§ **Requirements**: Locate every line below that contains the word "distance" and copy it.

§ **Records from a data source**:
----

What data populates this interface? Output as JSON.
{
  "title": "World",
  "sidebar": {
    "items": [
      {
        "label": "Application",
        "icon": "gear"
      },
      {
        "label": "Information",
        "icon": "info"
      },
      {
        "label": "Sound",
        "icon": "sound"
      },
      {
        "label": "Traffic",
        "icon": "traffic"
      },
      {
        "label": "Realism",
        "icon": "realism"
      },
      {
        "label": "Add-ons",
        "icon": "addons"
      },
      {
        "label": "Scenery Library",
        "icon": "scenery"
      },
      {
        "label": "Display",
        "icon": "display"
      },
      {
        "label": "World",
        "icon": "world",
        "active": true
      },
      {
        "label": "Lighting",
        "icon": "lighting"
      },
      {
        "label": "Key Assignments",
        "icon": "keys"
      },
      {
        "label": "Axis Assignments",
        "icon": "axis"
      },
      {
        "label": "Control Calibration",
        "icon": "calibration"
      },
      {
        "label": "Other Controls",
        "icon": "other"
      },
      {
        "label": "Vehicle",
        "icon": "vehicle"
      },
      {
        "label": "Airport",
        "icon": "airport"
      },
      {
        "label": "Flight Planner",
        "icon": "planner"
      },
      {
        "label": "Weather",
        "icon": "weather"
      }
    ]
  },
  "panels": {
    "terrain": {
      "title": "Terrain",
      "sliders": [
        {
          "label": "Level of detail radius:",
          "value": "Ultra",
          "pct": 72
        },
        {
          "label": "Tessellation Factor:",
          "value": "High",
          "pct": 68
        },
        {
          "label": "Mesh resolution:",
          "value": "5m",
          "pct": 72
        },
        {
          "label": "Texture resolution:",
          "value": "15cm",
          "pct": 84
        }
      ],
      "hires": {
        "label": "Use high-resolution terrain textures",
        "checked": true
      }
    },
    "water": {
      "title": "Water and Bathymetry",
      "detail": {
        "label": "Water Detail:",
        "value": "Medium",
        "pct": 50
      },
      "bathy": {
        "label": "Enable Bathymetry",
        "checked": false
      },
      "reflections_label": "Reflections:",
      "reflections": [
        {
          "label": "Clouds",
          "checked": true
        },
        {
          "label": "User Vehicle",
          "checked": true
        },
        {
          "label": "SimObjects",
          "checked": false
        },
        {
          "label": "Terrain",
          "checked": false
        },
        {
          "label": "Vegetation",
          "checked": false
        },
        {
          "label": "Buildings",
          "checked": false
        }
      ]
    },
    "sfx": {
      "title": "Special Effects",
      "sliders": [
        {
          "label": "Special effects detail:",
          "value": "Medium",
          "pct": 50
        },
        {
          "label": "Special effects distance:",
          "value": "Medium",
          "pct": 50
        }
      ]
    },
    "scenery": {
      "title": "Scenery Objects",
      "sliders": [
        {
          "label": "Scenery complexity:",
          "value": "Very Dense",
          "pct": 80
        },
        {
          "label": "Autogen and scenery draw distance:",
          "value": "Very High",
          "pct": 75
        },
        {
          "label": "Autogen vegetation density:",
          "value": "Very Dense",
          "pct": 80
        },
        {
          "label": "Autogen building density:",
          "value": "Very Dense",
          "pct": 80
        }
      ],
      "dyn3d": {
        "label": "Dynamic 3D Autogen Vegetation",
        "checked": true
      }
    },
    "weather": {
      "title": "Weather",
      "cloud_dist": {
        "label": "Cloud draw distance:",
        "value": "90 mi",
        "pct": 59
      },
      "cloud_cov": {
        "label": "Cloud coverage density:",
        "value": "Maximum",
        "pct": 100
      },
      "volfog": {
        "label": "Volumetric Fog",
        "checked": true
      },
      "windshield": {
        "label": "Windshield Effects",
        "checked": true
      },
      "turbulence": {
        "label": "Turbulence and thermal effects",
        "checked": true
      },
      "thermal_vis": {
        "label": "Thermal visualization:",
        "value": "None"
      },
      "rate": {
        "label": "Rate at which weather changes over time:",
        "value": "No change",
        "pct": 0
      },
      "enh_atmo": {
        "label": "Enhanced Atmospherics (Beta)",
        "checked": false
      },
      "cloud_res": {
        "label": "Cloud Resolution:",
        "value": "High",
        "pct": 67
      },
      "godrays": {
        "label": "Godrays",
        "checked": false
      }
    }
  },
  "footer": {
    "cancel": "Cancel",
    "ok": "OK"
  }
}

----

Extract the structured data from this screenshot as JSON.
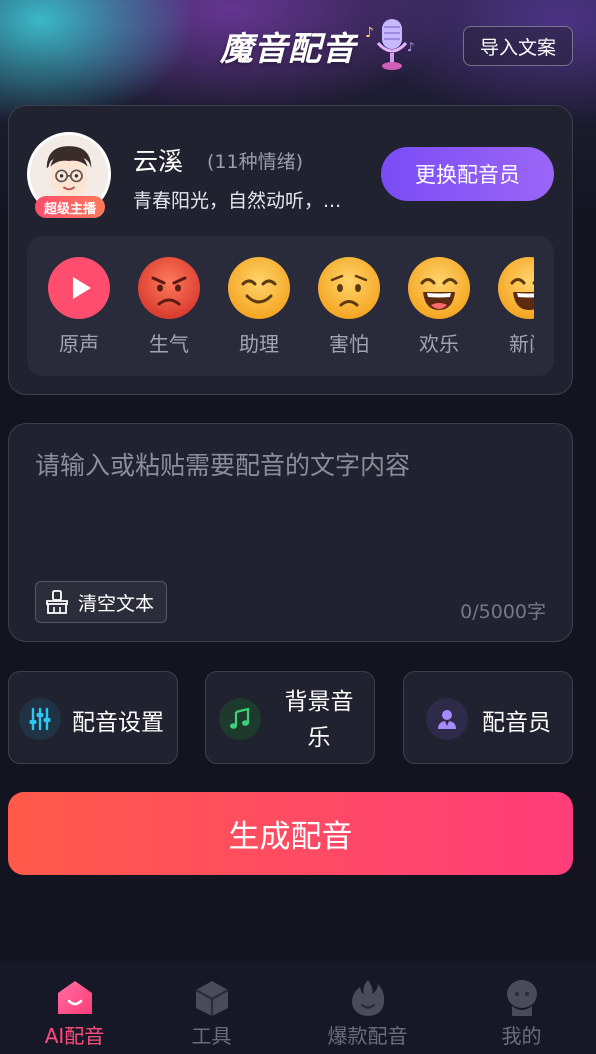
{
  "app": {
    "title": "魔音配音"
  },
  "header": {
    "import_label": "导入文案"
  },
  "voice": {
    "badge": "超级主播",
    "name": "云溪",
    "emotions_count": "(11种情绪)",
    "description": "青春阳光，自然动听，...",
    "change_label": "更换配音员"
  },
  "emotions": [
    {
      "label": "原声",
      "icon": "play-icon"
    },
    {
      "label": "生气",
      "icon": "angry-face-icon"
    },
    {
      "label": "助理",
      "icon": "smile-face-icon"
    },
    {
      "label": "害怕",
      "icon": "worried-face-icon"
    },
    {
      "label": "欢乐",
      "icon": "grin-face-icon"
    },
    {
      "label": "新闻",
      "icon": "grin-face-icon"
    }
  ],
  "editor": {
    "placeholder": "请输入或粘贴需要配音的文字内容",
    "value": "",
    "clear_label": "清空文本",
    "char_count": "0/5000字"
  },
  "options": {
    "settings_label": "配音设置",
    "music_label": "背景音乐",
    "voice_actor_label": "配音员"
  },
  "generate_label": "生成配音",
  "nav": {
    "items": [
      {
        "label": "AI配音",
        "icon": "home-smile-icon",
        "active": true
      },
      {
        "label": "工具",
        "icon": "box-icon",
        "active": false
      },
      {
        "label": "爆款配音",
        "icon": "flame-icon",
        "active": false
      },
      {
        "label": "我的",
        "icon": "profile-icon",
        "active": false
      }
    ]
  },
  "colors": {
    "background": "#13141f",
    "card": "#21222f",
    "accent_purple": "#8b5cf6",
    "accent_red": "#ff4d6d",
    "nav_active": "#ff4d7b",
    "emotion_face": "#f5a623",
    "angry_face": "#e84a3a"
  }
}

----

§ **Worked answer**:
          "label": "Special effects distance:",
          "label": "Autogen and scenery draw distance:",
        "label": "Cloud draw distance:",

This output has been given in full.